[TASK BRIEF]: Make an exact copy of the lines below.

[DATASET EXCERPTS]:
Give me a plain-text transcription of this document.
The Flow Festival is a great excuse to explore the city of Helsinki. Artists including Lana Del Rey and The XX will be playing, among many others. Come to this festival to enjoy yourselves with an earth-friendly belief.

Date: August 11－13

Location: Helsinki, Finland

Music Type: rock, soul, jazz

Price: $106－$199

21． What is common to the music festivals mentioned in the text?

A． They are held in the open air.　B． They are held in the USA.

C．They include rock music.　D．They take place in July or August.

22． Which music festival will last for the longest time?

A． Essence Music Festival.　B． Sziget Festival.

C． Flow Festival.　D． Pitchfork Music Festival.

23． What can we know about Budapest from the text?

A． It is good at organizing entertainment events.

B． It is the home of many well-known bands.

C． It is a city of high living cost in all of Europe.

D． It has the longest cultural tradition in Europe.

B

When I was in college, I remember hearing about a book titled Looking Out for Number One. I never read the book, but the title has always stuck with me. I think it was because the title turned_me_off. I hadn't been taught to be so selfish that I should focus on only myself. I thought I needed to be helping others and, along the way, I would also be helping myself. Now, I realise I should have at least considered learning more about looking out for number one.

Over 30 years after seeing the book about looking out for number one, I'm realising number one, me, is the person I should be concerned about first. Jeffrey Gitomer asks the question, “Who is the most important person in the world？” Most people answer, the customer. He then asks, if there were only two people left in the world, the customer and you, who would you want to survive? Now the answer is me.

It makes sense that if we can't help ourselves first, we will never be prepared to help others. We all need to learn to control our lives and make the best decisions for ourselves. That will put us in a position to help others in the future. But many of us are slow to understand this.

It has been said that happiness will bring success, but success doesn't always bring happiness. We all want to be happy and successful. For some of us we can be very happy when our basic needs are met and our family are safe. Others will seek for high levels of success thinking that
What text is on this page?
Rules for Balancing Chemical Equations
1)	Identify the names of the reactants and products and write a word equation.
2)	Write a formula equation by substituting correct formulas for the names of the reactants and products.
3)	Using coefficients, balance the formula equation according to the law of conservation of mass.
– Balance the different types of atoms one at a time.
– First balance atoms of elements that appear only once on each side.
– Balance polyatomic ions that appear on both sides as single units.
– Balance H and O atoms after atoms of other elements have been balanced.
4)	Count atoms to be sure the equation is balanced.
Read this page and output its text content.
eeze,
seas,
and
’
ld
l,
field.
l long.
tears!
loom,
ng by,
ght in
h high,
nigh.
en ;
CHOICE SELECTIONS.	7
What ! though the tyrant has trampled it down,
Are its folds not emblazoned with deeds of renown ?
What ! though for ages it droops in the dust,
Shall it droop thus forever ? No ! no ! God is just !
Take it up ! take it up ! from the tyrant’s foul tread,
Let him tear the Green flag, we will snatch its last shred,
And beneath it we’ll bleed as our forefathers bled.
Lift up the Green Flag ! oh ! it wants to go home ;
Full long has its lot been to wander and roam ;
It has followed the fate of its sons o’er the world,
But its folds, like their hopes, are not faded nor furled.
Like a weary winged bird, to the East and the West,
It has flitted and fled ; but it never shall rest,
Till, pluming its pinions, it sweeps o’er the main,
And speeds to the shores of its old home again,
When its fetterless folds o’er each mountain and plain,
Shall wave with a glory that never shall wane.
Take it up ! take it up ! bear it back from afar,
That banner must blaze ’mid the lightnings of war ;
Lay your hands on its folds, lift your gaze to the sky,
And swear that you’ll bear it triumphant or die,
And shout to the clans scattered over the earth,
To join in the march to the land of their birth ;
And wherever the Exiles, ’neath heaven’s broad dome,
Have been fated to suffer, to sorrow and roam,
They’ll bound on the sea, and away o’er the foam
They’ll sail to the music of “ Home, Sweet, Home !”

[FULL RESPONSE]:
Give me a plain-text transcription of this document.
The Flow Festival is a great excuse to explore the city of Helsinki. Artists including Lana Del Rey and The XX will be playing, among many others. Come to this festival to enjoy yourselves with an earth-friendly belief.

Date: August 11－13

Location: Helsinki, Finland

Music Type: rock, soul, jazz

Price: $106－$199

21． What is common to the music festivals mentioned in the text?

A． They are held in the open air.　B． They are held in the USA.

C．They include rock music.　D．They take place in July or August.

22． Which music festival will last for the longest time?

A． Essence Music Festival.　B． Sziget Festival.

C． Flow Festival.　D． Pitchfork Music Festival.

23． What can we know about Budapest from the text?

A． It is good at organizing entertainment events.

B． It is the home of many well-known bands.

C． It is a city of high living cost in all of Europe.

D． It has the longest cultural tradition in Europe.

B

When I was in college, I remember hearing about a book titled Looking Out for Number One. I never read the book, but the title has always stuck with me. I think it was because the title turned_me_off. I hadn't been taught to be so selfish that I should focus on only myself. I thought I needed to be helping others and, along the way, I would also be helping myself. Now, I realise I should have at least considered learning more about looking out for number one.

Over 30 years after seeing the book about looking out for number one, I'm realising number one, me, is the person I should be concerned about first. Jeffrey Gitomer asks the question, “Who is the most important person in the world？” Most people answer, the customer. He then asks, if there were only two people left in the world, the customer and you, who would you want to survive? Now the answer is me.

It makes sense that if we can't help ourselves first, we will never be prepared to help others. We all need to learn to control our lives and make the best decisions for ourselves. That will put us in a position to help others in the future. But many of us are slow to understand this.

It has been said that happiness will bring success, but success doesn't always bring happiness. We all want to be happy and successful. For some of us we can be very happy when our basic needs are met and our family are safe. Others will seek for high levels of success thinking that
What text is on this page?
Rules for Balancing Chemical Equations
1)	Identify the names of the reactants and products and write a word equation.
2)	Write a formula equation by substituting correct formulas for the names of the reactants and products.
3)	Using coefficients, balance the formula equation according to the law of conservation of mass.
– Balance the different types of atoms one at a time.
– First balance atoms of elements that appear only once on each side.
– Balance polyatomic ions that appear on both sides as single units.
– Balance H and O atoms after atoms of other elements have been balanced.
4)	Count atoms to be sure the equation is balanced.
Read this page and output its text content.
eeze,
seas,
and
’
ld
l,
field.
l long.
tears!
loom,
ng by,
ght in
h high,
nigh.
en ;
CHOICE SELECTIONS.	7
What ! though the tyrant has trampled it down,
Are its folds not emblazoned with deeds of renown ?
What ! though for ages it droops in the dust,
Shall it droop thus forever ? No ! no ! God is just !
Take it up ! take it up ! from the tyrant’s foul tread,
Let him tear the Green flag, we will snatch its last shred,
And beneath it we’ll bleed as our forefathers bled.
Lift up the Green Flag ! oh ! it wants to go home ;
Full long has its lot been to wander and roam ;
It has followed the fate of its sons o’er the world,
But its folds, like their hopes, are not faded nor furled.
Like a weary winged bird, to the East and the West,
It has flitted and fled ; but it never shall rest,
Till, pluming its pinions, it sweeps o’er the main,
And speeds to the shores of its old home again,
When its fetterless folds o’er each mountain and plain,
Shall wave with a glory that never shall wane.
Take it up ! take it up ! bear it back from afar,
That banner must blaze ’mid the lightnings of war ;
Lay your hands on its folds, lift your gaze to the sky,
And swear that you’ll bear it triumphant or die,
And shout to the clans scattered over the earth,
To join in the march to the land of their birth ;
And wherever the Exiles, ’neath heaven’s broad dome,
Have been fated to suffer, to sorrow and roam,
They’ll bound on the sea, and away o’er the foam
They’ll sail to the music of “ Home, Sweet, Home !”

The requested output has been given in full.